▸ Goal: State how many lines of the data contain the word "right", and write nothing besides the number.
------------------------------------------------------------------------
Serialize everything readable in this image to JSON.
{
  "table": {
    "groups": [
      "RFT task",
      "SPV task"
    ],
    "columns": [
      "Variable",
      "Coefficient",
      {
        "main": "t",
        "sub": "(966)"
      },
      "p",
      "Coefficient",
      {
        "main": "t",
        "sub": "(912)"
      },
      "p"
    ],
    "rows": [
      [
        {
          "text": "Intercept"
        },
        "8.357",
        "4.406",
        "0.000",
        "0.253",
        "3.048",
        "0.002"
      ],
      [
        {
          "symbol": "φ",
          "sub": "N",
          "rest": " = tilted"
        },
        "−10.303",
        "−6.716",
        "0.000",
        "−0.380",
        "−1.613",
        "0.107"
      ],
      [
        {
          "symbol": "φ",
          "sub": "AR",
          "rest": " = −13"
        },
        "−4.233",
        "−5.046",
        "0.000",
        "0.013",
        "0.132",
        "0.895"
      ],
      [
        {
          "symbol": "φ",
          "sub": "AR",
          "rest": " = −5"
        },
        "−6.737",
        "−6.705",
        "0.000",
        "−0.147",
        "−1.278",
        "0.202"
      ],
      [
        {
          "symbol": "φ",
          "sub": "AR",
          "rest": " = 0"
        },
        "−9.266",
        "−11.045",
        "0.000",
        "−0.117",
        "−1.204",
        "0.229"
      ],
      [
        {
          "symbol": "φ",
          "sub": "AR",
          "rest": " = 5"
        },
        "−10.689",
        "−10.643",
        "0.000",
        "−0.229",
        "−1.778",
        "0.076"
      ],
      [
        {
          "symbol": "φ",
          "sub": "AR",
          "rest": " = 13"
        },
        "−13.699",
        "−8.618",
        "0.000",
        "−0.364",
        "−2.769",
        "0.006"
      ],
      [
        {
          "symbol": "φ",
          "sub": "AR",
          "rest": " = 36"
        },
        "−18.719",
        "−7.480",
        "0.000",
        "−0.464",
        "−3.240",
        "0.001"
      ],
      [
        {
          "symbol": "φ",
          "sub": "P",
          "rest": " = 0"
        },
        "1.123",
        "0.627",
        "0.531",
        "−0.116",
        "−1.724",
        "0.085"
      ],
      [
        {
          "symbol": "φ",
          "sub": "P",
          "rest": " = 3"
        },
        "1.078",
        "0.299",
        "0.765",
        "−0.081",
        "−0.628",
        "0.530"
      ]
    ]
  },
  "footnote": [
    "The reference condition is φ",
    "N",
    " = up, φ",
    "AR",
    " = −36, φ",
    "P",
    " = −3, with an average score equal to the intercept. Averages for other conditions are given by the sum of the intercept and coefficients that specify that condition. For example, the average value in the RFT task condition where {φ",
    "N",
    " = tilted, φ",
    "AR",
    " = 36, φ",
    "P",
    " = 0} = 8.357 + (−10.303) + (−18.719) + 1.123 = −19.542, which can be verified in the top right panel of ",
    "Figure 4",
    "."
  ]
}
------------------------------------------------------------------------
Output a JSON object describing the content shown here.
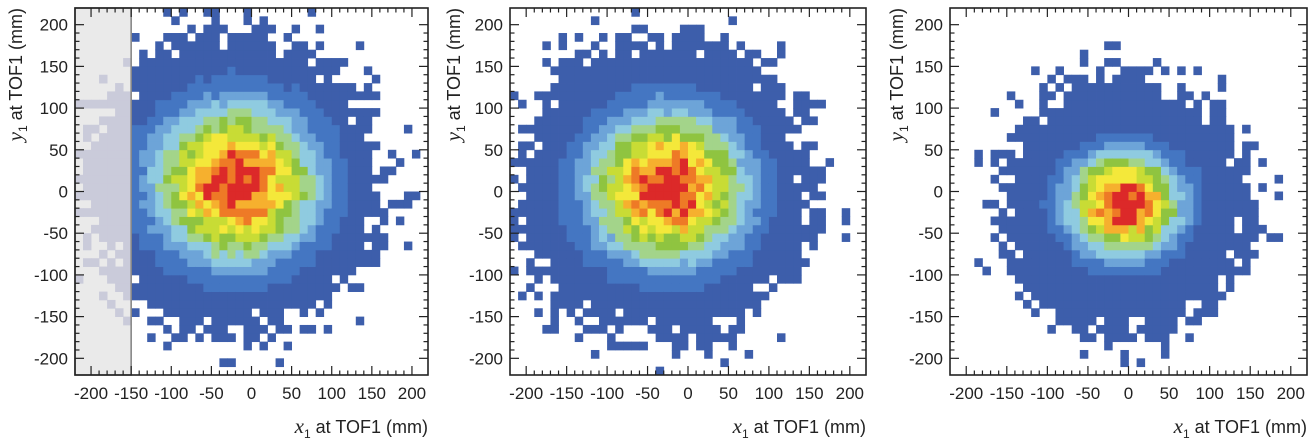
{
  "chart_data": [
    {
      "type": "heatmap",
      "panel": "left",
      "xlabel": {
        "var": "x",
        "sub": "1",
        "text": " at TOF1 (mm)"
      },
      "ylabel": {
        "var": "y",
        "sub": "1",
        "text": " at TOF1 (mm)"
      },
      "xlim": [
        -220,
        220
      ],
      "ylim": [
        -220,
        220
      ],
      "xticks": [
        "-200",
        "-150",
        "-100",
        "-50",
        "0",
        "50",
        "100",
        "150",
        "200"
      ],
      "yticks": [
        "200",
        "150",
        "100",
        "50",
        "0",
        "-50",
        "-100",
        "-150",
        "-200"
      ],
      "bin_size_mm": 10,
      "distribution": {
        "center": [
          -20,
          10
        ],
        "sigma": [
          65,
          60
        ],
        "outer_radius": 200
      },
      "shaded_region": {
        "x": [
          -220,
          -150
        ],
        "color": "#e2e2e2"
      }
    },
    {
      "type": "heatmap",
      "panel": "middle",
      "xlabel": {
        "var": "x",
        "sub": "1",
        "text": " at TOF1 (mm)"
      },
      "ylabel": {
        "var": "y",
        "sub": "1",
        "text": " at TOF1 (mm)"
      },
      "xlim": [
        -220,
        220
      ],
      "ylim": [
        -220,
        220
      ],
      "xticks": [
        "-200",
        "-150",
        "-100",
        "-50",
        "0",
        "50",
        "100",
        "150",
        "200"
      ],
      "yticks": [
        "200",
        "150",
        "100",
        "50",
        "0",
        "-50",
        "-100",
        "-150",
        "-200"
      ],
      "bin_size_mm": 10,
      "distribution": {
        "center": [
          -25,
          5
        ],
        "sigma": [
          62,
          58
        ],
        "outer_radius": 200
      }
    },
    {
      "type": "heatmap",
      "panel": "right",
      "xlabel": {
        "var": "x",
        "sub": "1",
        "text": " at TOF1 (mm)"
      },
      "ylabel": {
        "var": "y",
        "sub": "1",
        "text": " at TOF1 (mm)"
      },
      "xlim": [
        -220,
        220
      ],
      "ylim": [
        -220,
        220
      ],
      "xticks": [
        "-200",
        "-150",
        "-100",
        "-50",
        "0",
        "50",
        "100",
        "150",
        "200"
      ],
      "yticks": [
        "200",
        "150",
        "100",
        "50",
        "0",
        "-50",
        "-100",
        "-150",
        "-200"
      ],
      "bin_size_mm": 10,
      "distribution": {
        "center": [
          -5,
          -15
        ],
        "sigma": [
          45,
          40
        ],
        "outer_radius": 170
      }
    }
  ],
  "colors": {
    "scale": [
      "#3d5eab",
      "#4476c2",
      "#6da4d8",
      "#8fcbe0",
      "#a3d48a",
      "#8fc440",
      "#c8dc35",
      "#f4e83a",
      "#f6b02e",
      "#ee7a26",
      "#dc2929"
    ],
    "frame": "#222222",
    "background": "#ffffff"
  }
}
------------------------------------------------------------------------
▸ Solution below: 2